Goal =>
Search the data for the string "ساعت" and gather each line it is in.

Working data =>

• • • •

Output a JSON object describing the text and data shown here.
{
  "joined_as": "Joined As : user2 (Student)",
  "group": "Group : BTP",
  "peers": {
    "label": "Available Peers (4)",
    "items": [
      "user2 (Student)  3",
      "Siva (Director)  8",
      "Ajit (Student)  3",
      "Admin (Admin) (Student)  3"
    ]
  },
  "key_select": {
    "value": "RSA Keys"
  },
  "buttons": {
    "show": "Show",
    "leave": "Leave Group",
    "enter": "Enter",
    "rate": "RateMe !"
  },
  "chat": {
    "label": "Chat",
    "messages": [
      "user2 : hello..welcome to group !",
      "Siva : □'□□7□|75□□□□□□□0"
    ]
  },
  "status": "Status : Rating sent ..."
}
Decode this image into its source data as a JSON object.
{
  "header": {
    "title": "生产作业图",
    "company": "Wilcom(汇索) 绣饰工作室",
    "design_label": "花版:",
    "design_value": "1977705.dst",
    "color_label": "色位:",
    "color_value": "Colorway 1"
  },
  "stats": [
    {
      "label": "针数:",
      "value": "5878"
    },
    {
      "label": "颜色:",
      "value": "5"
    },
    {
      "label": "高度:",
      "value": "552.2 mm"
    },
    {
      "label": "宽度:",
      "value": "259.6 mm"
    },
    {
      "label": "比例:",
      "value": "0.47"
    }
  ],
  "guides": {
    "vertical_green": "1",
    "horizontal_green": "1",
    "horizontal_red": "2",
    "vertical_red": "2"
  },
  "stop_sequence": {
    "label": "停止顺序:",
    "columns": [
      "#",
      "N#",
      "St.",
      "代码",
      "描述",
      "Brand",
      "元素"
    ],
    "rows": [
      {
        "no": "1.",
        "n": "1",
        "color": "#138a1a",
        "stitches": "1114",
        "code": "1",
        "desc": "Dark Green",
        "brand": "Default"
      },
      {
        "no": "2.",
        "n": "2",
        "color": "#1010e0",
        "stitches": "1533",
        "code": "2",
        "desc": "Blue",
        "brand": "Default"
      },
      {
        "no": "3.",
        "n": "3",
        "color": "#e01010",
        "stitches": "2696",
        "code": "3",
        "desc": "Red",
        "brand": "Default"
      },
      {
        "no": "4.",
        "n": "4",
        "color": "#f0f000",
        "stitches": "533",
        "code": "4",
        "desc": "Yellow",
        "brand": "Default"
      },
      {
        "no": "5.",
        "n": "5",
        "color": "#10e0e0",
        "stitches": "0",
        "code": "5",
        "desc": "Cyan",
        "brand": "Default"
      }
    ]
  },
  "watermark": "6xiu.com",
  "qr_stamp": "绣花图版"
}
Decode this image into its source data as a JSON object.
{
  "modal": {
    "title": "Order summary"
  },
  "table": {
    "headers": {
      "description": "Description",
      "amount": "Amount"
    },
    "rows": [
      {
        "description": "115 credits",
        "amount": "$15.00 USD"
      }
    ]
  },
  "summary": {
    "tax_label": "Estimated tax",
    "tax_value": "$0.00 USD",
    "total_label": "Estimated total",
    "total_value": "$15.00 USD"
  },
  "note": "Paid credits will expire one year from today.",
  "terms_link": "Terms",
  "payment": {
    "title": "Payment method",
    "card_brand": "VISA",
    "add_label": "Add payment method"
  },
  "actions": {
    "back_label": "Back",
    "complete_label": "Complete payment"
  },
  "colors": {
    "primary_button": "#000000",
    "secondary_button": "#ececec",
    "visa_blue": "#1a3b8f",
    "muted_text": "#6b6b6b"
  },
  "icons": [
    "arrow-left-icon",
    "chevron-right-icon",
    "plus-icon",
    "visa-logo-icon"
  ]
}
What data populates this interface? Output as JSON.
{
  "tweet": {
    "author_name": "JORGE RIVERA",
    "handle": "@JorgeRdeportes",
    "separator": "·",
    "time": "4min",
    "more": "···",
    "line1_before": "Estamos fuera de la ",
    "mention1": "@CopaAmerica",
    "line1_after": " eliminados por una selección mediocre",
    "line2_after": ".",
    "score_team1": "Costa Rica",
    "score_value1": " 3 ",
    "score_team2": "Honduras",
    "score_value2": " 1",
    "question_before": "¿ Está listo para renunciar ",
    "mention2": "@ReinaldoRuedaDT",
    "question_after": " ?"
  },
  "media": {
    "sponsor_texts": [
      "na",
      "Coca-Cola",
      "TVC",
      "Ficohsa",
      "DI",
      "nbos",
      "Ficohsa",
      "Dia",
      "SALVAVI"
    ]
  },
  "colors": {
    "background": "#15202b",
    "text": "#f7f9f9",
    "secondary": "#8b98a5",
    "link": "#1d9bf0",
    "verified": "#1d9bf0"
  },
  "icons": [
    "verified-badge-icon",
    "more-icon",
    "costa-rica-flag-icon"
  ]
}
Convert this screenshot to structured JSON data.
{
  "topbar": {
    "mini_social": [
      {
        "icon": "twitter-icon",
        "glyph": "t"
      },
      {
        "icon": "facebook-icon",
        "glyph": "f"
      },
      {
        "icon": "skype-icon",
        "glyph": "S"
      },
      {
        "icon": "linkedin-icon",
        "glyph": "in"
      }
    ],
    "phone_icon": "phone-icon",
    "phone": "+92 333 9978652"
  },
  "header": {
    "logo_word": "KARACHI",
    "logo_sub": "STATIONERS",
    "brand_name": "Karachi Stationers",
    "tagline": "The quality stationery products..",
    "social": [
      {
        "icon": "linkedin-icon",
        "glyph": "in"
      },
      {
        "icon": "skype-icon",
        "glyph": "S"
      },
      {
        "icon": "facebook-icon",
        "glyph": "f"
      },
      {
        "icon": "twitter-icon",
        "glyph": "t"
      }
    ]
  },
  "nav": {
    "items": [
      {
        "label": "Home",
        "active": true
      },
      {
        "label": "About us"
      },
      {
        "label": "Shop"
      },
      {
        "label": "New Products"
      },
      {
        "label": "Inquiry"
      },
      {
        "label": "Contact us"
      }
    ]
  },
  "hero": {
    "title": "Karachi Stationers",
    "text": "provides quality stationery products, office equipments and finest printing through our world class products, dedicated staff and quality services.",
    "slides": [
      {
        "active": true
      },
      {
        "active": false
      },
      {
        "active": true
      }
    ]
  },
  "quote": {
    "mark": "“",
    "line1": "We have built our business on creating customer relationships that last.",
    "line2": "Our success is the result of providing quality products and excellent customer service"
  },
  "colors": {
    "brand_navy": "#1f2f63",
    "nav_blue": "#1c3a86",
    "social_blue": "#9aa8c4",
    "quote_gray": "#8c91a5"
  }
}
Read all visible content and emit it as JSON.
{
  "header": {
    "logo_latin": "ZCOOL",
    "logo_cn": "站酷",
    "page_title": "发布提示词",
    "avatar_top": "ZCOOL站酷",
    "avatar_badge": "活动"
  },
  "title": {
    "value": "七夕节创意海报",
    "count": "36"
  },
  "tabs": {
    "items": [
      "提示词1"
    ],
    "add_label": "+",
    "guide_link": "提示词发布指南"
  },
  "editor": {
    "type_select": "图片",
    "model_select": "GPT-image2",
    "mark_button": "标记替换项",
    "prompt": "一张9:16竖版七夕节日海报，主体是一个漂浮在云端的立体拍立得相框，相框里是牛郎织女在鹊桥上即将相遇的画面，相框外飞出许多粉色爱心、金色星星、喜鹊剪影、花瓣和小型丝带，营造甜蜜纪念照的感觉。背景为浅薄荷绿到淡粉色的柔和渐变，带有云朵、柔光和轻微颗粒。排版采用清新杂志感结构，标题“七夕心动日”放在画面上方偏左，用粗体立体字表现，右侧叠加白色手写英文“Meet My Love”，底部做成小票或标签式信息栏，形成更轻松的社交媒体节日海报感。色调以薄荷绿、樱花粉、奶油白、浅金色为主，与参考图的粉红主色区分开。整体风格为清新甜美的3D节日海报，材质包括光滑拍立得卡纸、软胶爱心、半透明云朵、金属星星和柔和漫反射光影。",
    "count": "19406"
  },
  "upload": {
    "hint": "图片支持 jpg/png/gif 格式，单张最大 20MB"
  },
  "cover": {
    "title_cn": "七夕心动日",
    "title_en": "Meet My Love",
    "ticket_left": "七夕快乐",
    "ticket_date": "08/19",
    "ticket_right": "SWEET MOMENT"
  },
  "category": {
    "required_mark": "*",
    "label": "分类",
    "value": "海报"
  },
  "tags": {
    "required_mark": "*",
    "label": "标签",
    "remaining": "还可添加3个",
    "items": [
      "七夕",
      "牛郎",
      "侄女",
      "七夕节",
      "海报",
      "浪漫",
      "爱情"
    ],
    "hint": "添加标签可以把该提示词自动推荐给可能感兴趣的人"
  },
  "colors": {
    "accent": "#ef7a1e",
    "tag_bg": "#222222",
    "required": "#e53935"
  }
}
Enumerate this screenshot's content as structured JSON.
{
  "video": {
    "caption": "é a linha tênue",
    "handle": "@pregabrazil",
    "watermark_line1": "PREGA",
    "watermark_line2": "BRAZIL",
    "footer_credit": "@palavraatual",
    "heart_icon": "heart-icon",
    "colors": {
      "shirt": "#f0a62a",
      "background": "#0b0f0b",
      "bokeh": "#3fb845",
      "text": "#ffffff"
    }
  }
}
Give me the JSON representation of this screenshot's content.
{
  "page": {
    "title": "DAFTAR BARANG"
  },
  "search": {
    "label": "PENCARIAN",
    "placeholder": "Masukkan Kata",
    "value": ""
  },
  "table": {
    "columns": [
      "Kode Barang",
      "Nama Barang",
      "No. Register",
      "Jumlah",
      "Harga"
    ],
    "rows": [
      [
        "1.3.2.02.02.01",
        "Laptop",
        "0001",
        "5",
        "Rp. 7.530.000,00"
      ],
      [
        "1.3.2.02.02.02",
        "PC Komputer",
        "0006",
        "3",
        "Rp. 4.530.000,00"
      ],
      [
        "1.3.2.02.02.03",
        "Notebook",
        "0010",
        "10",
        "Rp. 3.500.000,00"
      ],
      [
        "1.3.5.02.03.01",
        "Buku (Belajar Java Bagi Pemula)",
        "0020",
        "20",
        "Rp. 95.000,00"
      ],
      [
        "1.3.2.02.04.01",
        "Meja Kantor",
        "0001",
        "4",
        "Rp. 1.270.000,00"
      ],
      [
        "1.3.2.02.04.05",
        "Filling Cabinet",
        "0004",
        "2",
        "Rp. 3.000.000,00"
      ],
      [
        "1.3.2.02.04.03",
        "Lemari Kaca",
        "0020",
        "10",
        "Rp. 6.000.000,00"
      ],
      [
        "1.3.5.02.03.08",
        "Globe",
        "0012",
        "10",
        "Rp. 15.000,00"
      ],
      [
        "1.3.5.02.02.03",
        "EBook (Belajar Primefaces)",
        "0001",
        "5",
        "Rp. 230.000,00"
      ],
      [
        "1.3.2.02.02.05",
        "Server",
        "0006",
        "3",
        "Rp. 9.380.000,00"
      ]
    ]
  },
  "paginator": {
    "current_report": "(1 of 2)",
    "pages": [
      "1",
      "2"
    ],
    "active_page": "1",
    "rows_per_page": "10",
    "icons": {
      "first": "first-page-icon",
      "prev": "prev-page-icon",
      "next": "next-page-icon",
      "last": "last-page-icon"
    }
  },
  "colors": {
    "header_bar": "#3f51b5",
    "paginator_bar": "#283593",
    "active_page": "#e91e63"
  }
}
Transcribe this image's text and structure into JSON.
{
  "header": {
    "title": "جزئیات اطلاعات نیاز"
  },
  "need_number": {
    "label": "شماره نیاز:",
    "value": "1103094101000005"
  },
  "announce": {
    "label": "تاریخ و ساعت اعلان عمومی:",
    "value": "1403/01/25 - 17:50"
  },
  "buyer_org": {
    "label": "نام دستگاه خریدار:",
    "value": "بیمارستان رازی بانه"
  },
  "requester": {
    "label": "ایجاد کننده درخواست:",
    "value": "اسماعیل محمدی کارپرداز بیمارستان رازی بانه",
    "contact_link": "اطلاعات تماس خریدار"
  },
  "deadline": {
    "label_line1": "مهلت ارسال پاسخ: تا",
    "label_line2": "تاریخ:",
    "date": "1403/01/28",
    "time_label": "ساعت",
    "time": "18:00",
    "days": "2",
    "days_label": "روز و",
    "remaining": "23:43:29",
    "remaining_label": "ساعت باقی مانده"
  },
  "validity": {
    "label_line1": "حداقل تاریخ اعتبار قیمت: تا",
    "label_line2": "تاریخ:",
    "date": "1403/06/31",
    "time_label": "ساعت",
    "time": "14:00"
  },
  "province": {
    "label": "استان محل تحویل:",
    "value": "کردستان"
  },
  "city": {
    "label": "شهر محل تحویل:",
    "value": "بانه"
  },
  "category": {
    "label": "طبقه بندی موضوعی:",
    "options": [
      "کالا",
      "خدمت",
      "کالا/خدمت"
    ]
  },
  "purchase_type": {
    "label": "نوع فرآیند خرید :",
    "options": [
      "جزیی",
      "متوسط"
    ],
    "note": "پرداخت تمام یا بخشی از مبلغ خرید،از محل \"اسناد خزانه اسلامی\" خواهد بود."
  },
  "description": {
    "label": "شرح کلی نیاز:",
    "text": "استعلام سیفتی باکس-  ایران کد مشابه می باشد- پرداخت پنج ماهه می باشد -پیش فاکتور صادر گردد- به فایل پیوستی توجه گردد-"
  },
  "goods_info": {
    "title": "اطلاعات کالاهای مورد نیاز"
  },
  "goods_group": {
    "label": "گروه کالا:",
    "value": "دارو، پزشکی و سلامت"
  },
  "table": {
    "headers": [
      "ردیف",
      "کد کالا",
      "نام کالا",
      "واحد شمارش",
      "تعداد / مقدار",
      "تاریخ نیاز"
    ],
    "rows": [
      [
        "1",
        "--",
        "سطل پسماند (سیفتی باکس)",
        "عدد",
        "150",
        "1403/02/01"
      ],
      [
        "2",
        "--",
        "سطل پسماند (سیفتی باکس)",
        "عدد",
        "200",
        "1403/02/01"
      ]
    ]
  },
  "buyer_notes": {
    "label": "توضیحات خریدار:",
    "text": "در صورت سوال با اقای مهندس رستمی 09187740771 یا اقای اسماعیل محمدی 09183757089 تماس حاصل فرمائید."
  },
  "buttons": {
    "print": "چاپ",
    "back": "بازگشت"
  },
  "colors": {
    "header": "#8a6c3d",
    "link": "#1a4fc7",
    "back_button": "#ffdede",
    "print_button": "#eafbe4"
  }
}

• • • •

Task output =>
    "label": "تاریخ و ساعت اعلان عمومی:",
    "time_label": "ساعت",
    "remaining_label": "ساعت باقی مانده"
    "time_label": "ساعت",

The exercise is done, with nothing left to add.